** Start Material shown **

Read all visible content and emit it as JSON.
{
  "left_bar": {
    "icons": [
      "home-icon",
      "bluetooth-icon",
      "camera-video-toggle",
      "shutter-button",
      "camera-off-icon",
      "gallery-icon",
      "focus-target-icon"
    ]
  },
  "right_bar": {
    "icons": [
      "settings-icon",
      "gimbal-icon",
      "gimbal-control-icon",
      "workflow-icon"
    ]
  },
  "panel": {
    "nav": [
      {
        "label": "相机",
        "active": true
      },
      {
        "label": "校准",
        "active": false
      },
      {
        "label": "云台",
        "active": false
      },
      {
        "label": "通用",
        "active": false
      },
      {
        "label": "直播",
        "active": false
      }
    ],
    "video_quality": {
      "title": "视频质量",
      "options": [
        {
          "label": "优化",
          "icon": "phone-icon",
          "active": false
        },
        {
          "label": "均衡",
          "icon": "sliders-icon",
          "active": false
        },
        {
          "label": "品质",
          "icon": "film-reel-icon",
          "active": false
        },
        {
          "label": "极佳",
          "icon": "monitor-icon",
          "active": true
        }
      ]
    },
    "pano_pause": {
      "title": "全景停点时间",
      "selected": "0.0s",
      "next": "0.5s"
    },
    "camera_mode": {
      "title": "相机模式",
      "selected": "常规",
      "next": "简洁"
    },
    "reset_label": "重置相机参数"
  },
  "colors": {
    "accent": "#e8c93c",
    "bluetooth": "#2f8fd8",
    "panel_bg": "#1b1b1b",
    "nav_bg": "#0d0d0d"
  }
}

** End Material shown **

• [Objective] Repeat each entry word for word.

• [Exercise answer]
Read all visible content and emit it as JSON.
{
  "left_bar": {
    "icons": [
      "home-icon",
      "bluetooth-icon",
      "camera-video-toggle",
      "shutter-button",
      "camera-off-icon",
      "gallery-icon",
      "focus-target-icon"
    ]
  },
  "right_bar": {
    "icons": [
      "settings-icon",
      "gimbal-icon",
      "gimbal-control-icon",
      "workflow-icon"
    ]
  },
  "panel": {
    "nav": [
      {
        "label": "相机",
        "active": true
      },
      {
        "label": "校准",
        "active": false
      },
      {
        "label": "云台",
        "active": false
      },
      {
        "label": "通用",
        "active": false
      },
      {
        "label": "直播",
        "active": false
      }
    ],
    "video_quality": {
      "title": "视频质量",
      "options": [
        {
          "label": "优化",
          "icon": "phone-icon",
          "active": false
        },
        {
          "label": "均衡",
          "icon": "sliders-icon",
          "active": false
        },
        {
          "label": "品质",
          "icon": "film-reel-icon",
          "active": false
        },
        {
          "label": "极佳",
          "icon": "monitor-icon",
          "active": true
        }
      ]
    },
    "pano_pause": {
      "title": "全景停点时间",
      "selected": "0.0s",
      "next": "0.5s"
    },
    "camera_mode": {
      "title": "相机模式",
      "selected": "常规",
      "next": "简洁"
    },
    "reset_label": "重置相机参数"
  },
  "colors": {
    "accent": "#e8c93c",
    "bluetooth": "#2f8fd8",
    "panel_bg": "#1b1b1b",
    "nav_bg": "#0d0d0d"
  }
}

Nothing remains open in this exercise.